Problem requirements
Read through the data and count the lines that contain the string "precipitação"; give only the result.

The records
--------------------

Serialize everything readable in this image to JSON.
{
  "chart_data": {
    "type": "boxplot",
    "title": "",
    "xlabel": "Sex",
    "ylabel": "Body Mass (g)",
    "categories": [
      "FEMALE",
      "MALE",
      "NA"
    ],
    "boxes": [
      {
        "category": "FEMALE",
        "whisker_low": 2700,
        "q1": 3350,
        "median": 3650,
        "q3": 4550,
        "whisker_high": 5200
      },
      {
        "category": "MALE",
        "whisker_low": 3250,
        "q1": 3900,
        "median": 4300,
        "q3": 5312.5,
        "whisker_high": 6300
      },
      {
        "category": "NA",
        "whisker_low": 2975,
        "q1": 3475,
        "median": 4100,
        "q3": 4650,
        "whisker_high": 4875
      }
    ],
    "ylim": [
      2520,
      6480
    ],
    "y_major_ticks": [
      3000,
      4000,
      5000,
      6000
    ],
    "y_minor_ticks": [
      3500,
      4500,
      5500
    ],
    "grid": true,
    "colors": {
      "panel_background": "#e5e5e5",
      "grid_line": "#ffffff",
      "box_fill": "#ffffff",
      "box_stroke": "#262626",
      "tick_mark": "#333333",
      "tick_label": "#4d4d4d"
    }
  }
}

--------------------

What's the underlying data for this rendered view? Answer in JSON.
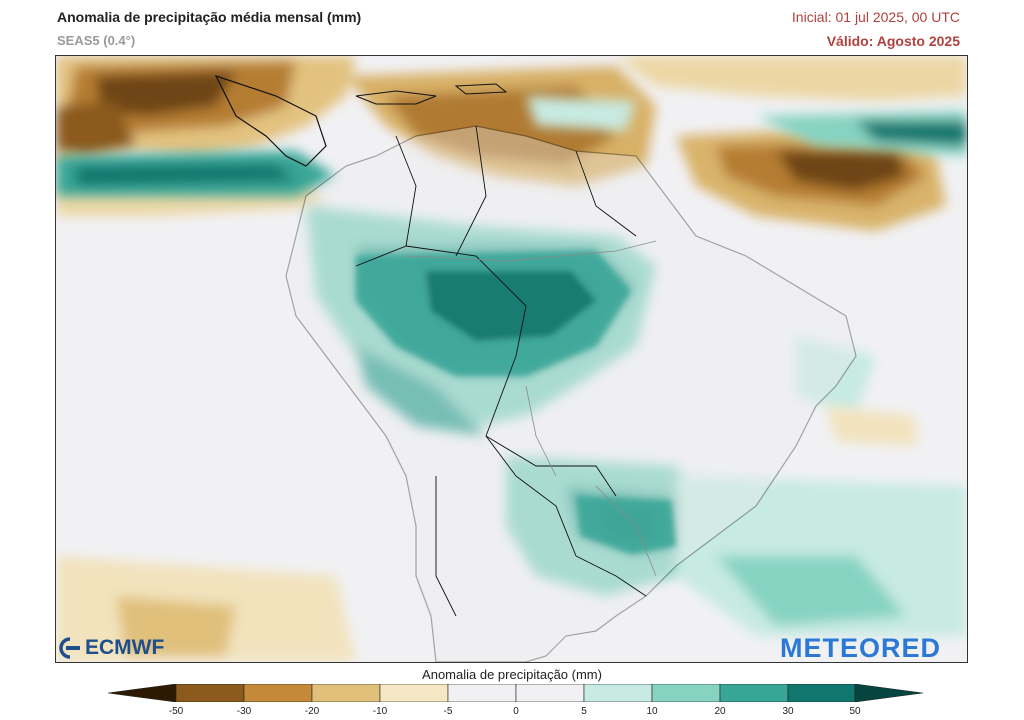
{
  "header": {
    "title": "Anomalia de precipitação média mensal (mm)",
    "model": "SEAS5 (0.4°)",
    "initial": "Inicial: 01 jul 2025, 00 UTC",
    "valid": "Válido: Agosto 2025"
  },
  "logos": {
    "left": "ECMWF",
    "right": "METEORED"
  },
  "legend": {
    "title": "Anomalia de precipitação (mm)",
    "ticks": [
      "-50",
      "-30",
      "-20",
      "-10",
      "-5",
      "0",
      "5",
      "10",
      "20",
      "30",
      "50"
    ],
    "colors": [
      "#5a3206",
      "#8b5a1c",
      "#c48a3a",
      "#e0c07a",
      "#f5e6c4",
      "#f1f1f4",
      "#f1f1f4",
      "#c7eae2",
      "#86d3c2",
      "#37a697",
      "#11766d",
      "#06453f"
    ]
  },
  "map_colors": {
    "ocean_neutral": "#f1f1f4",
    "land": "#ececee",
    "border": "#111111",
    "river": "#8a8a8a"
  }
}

--------------------

Full solution
2